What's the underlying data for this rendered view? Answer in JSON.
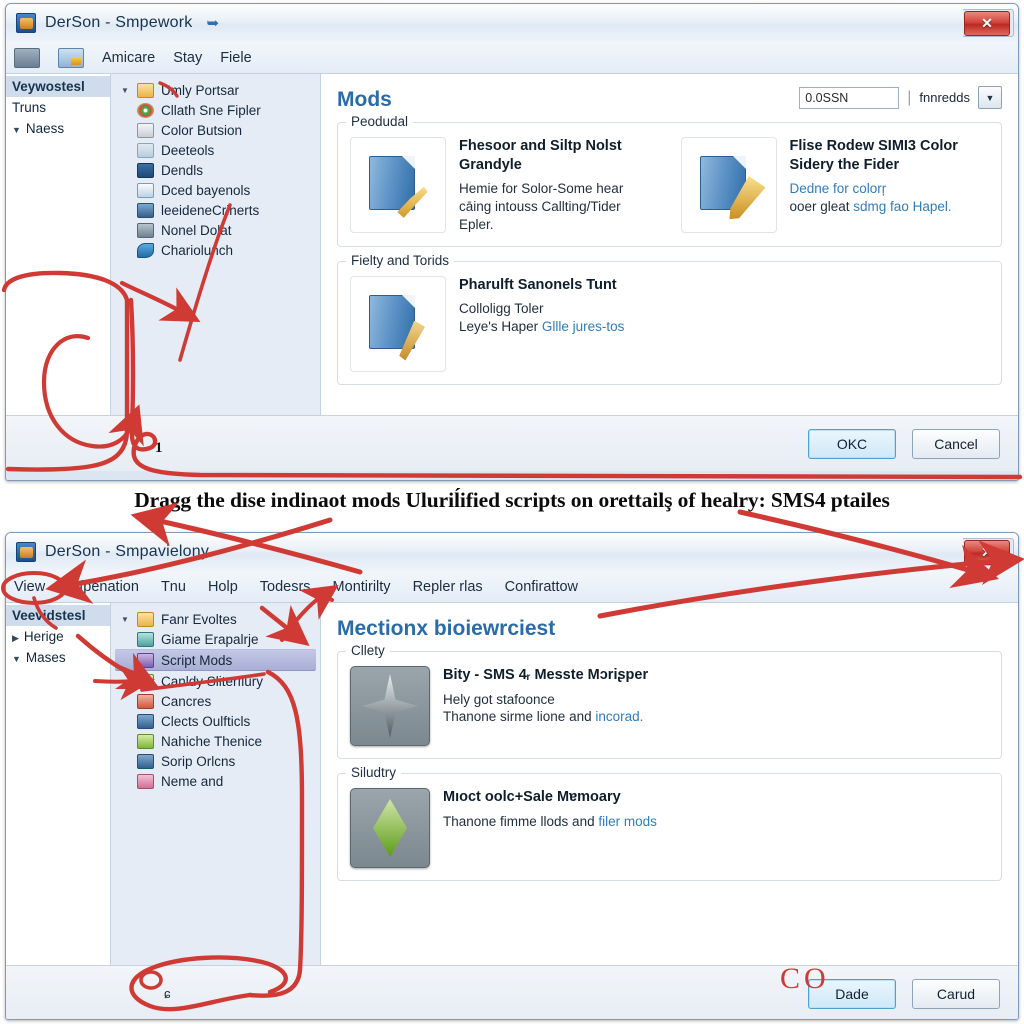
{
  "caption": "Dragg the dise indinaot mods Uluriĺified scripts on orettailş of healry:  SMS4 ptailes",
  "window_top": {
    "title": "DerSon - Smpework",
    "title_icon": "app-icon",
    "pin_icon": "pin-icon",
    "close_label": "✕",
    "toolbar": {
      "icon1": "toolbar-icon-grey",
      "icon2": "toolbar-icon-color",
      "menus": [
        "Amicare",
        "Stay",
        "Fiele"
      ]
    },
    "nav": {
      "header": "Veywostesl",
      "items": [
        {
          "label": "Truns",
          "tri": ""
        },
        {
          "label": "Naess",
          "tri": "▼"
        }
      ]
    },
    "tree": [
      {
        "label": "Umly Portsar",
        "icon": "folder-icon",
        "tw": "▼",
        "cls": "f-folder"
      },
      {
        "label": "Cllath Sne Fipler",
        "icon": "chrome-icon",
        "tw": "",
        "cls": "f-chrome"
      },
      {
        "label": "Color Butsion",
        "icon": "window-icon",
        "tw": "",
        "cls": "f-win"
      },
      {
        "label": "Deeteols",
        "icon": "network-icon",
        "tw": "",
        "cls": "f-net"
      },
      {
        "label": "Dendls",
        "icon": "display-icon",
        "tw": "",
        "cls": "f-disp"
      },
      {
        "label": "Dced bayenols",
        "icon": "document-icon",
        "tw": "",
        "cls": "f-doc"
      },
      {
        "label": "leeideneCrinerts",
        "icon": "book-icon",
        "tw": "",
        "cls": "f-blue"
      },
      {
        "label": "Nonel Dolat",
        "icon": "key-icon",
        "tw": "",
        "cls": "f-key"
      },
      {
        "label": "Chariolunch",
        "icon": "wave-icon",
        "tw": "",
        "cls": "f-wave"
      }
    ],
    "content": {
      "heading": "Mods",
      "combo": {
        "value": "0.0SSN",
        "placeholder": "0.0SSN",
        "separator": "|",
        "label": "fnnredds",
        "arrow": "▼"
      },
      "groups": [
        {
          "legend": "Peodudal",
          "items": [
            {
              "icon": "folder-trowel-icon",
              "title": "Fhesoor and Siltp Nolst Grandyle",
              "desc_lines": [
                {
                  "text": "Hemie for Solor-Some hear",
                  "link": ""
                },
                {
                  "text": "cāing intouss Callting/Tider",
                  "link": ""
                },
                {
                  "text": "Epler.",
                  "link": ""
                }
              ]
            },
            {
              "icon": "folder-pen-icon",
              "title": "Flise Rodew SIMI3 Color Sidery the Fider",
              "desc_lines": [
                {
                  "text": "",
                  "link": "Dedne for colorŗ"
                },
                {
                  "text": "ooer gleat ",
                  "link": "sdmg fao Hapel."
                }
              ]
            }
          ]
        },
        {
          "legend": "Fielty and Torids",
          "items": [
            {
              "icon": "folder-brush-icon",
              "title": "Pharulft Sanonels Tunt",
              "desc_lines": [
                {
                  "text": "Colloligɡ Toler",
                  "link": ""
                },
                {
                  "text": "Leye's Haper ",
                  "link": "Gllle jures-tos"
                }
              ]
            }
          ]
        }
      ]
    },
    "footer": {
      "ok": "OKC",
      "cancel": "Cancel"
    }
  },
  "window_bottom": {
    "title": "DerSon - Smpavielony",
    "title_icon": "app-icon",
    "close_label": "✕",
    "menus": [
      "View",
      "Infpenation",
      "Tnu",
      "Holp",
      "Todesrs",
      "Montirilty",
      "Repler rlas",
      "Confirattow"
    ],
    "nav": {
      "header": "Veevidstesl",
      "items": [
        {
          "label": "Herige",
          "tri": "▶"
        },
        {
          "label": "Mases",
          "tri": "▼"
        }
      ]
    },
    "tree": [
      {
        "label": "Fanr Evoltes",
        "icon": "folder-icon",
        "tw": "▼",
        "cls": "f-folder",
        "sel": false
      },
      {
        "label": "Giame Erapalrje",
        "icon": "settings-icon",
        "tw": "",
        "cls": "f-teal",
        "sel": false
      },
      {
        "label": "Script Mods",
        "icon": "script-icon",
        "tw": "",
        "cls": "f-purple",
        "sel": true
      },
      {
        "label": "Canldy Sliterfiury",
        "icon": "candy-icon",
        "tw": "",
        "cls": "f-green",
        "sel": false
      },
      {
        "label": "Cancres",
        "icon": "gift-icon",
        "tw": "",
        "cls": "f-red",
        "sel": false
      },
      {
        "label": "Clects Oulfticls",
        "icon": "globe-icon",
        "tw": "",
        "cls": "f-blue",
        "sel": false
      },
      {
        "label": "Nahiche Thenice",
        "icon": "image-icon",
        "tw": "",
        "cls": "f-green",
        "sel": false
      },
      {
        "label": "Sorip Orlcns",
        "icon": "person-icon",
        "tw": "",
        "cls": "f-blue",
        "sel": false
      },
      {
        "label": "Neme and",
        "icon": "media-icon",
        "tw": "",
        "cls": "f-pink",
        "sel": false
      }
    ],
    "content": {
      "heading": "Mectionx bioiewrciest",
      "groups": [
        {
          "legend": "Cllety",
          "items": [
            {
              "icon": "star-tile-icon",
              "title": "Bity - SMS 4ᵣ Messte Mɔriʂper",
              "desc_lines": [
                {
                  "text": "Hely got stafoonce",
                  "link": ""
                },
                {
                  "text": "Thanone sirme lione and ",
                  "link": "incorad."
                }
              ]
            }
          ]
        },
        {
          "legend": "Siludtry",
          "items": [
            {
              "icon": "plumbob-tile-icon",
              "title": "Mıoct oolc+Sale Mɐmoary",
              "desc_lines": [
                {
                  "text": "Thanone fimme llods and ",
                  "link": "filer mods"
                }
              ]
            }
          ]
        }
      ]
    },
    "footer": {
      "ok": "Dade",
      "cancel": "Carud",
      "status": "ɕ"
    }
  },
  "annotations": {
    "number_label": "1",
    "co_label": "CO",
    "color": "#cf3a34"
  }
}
··········
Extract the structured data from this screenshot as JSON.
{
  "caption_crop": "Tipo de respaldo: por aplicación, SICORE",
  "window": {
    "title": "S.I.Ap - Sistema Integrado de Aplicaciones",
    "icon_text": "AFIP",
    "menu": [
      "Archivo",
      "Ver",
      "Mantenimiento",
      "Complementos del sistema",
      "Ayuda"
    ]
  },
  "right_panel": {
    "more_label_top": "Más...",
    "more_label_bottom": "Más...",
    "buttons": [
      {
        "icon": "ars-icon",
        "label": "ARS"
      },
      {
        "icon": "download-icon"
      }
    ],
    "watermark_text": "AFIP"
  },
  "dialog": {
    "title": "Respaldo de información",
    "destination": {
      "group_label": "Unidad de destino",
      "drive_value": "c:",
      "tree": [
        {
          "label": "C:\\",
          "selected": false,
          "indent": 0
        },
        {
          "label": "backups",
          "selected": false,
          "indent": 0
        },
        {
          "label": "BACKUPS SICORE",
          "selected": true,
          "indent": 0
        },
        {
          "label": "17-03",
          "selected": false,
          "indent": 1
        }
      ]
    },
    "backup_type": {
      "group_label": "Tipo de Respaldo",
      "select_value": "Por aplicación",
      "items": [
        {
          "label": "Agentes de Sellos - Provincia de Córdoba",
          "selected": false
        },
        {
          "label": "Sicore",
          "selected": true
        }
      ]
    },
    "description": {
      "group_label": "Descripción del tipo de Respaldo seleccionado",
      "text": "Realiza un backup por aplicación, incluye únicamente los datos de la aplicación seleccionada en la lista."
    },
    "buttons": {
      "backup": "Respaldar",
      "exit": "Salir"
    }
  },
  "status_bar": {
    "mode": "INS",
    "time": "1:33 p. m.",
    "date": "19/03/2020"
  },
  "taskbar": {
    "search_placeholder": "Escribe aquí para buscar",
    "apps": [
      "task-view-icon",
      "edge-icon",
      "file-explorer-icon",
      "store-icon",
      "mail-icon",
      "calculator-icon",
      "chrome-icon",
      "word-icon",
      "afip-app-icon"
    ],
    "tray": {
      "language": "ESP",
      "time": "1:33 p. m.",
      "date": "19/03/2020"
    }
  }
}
··········
Indicate how many lines of the material contain the string "this", giving the number and nothing more.

__Complete answer__
2